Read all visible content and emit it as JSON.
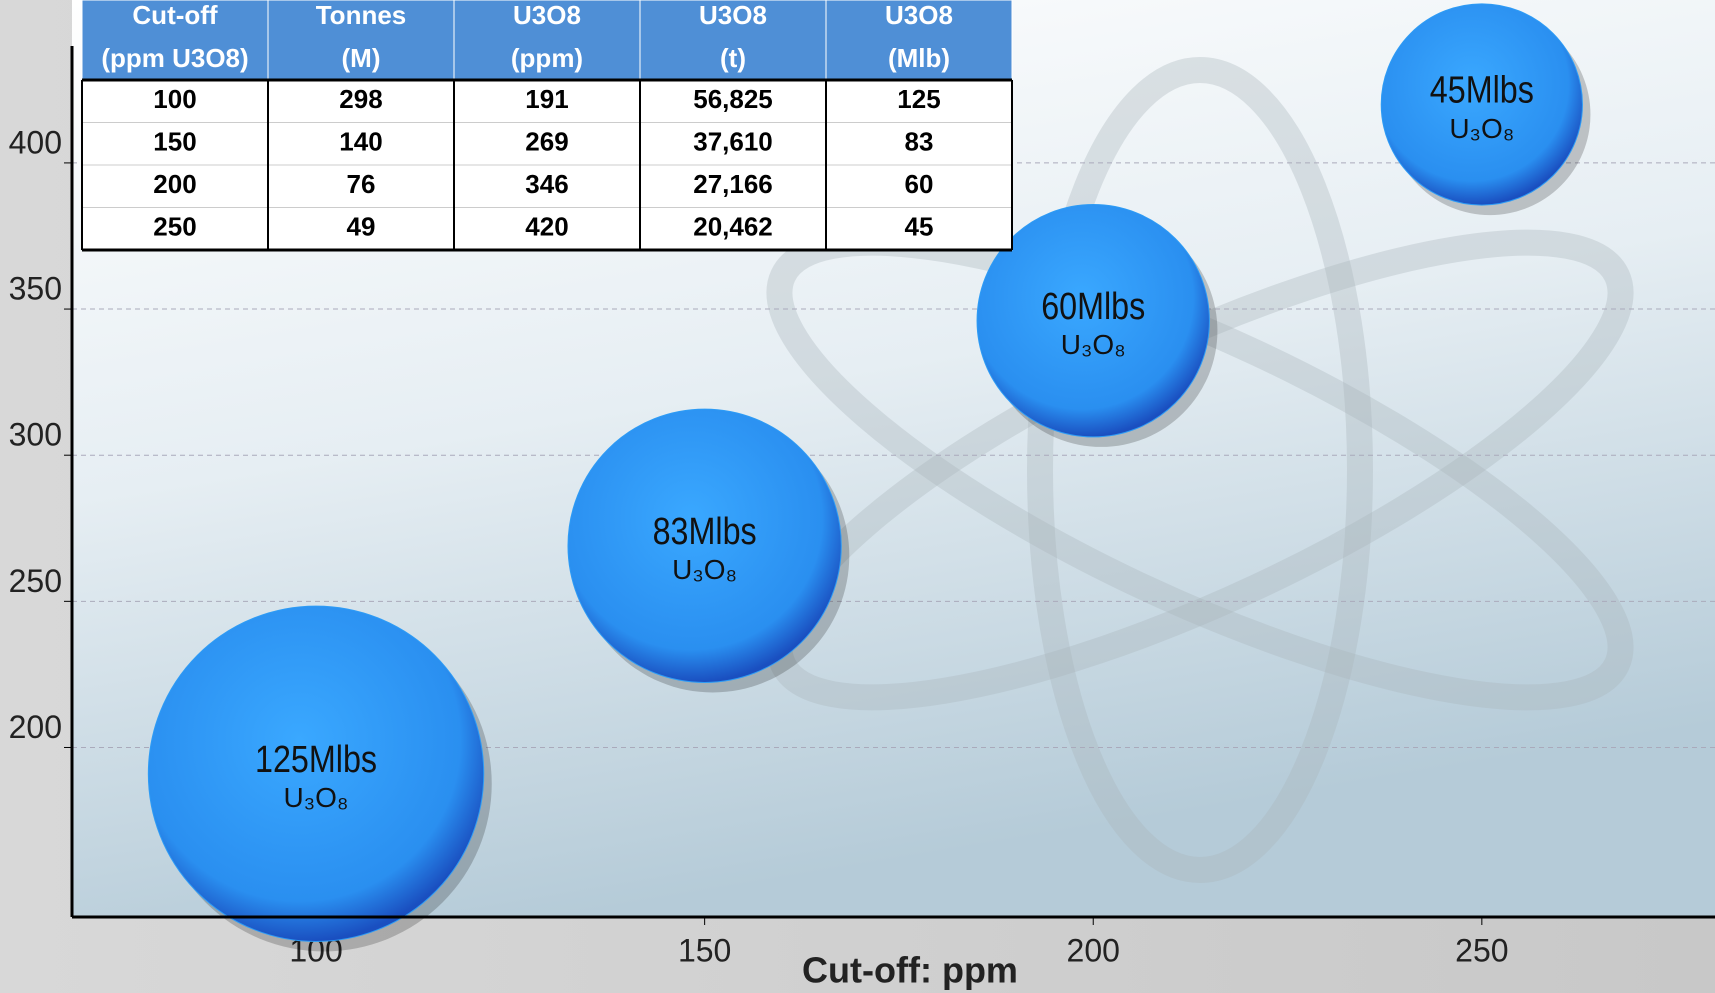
{
  "chart_data": {
    "type": "bubble",
    "xlabel": "Cut-off: ppm",
    "x": [
      100,
      150,
      200,
      250
    ],
    "y": [
      191,
      269,
      346,
      420
    ],
    "size": [
      125,
      83,
      60,
      45
    ],
    "value_labels": [
      "125Mlbs",
      "83Mlbs",
      "60Mlbs",
      "45Mlbs"
    ],
    "bubble_sublabel": "U₃O₈",
    "color": "#2e9cf5",
    "xlim": [
      68.6,
      280
    ],
    "ylim": [
      142,
      440
    ],
    "xticks": [
      100,
      150,
      200,
      250
    ],
    "yticks": [
      200,
      250,
      300,
      350,
      400
    ],
    "grid": true
  },
  "table": {
    "header": [
      [
        "Cut-off",
        "(ppm U3O8)"
      ],
      [
        "Tonnes",
        "(M)"
      ],
      [
        "U3O8",
        "(ppm)"
      ],
      [
        "U3O8",
        "(t)"
      ],
      [
        "U3O8",
        "(Mlb)"
      ]
    ],
    "rows": [
      [
        "100",
        "298",
        "191",
        "56,825",
        "125"
      ],
      [
        "150",
        "140",
        "269",
        "37,610",
        "83"
      ],
      [
        "200",
        "76",
        "346",
        "27,166",
        "60"
      ],
      [
        "250",
        "49",
        "420",
        "20,462",
        "45"
      ]
    ]
  }
}
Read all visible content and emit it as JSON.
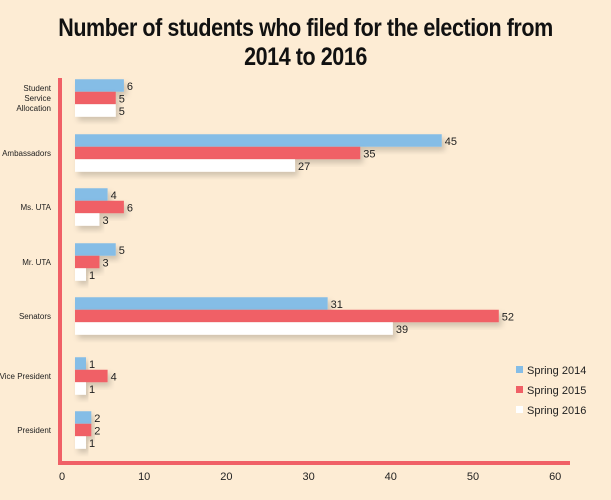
{
  "chart_data": {
    "type": "bar",
    "orientation": "horizontal",
    "title": "Number of students who filed for the election from 2014 to 2016",
    "categories": [
      "Student Service Allocation",
      "Ambassadors",
      "Ms. UTA",
      "Mr. UTA",
      "Senators",
      "Vice President",
      "President"
    ],
    "series": [
      {
        "name": "Spring 2014",
        "color": "#85bde6",
        "values": [
          6,
          45,
          4,
          5,
          31,
          1,
          2
        ]
      },
      {
        "name": "Spring 2015",
        "color": "#f06066",
        "values": [
          5,
          35,
          6,
          3,
          52,
          4,
          2
        ]
      },
      {
        "name": "Spring 2016",
        "color": "#ffffff",
        "values": [
          5,
          27,
          3,
          1,
          39,
          1,
          1
        ]
      }
    ],
    "xlim": [
      0,
      60
    ],
    "xticks": [
      0,
      10,
      20,
      30,
      40,
      50,
      60
    ],
    "legend": "right",
    "grid": false,
    "axis_color": "#f06066",
    "background": "#fdecd4"
  }
}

++++++++

* WORK TO DO: Copy the lines from the entries above in which the word "name" appears.

* SOLUTION FOR THIS EXERCISE:
        "name": "Spring 2014",
        "name": "Spring 2015",
        "name": "Spring 2016",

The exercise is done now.